Set task:
Look through the material and copy each line holding "price".

Stored records:
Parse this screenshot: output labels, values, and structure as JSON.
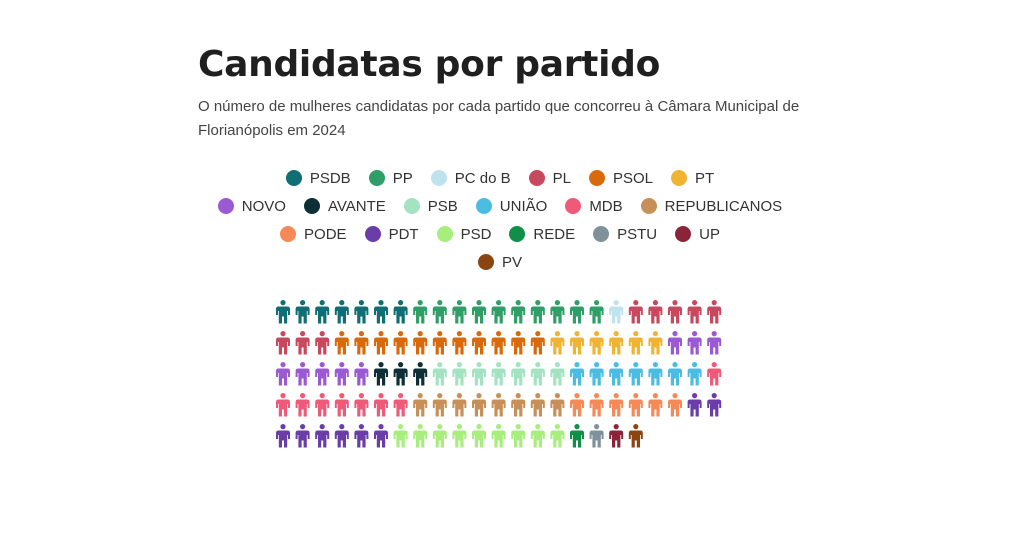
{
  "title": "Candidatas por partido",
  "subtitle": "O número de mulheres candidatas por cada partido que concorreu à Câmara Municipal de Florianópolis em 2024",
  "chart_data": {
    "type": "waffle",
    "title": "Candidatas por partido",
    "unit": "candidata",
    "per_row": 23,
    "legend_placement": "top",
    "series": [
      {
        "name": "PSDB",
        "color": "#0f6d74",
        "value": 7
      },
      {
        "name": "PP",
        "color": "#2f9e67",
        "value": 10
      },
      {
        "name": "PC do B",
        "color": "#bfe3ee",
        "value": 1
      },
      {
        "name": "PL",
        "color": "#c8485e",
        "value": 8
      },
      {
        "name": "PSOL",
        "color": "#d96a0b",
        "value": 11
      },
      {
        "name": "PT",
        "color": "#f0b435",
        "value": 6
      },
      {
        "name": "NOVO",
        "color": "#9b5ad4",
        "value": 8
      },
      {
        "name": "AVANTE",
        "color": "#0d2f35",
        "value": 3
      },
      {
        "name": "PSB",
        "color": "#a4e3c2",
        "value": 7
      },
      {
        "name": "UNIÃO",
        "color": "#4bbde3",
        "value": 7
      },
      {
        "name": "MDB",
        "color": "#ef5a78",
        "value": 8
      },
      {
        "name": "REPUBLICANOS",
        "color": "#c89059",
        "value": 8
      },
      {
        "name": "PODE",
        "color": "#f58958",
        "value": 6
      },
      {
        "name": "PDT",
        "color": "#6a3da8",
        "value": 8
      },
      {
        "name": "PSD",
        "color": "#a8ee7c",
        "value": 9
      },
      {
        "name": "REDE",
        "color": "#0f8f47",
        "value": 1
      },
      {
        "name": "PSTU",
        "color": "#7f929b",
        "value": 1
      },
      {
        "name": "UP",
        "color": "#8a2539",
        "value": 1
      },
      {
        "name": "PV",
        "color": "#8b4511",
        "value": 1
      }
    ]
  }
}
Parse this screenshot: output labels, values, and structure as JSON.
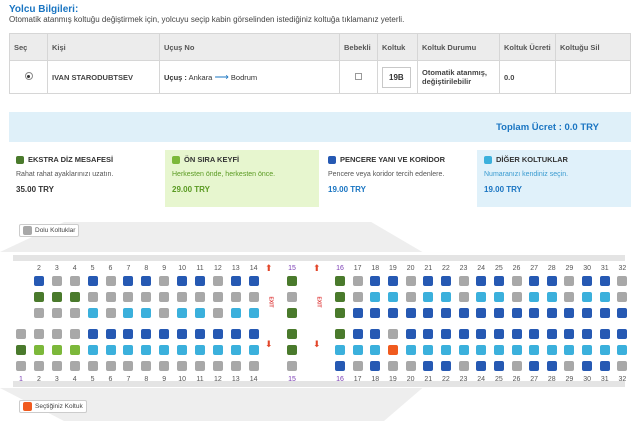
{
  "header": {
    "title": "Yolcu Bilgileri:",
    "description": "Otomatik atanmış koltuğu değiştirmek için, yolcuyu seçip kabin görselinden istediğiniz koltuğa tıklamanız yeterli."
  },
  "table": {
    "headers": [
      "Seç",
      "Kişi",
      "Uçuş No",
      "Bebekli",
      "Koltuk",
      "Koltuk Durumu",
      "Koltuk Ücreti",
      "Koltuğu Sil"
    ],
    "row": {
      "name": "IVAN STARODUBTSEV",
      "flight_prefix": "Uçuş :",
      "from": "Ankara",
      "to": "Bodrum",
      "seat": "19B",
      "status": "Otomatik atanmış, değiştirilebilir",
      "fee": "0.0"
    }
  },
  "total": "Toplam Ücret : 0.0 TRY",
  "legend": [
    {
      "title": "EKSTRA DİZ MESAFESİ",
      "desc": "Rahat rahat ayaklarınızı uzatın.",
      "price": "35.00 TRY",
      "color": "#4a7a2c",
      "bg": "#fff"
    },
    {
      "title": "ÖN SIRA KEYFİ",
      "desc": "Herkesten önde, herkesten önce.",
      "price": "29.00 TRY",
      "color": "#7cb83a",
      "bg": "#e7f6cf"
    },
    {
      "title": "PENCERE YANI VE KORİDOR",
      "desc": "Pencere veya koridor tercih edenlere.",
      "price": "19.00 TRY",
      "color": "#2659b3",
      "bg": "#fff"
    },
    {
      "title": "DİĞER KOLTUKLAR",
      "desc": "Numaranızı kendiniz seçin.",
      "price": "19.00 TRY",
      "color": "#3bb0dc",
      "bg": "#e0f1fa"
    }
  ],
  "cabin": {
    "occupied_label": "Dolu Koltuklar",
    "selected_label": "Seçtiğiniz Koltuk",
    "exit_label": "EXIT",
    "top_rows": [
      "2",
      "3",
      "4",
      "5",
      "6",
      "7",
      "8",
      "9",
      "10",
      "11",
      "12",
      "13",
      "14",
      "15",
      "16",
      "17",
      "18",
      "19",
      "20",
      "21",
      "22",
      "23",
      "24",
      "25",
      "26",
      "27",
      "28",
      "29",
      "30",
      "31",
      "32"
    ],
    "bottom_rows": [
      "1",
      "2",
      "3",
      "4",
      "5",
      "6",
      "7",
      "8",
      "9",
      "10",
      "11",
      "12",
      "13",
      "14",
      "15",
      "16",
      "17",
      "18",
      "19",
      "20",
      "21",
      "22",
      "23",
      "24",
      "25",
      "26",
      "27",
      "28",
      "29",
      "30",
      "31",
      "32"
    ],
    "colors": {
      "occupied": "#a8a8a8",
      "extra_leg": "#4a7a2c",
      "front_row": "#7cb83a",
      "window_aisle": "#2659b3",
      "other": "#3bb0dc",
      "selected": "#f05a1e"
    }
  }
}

Final result:
      "price": "35.00 TRY",
      "price": "29.00 TRY",
      "price": "19.00 TRY",
      "price": "19.00 TRY",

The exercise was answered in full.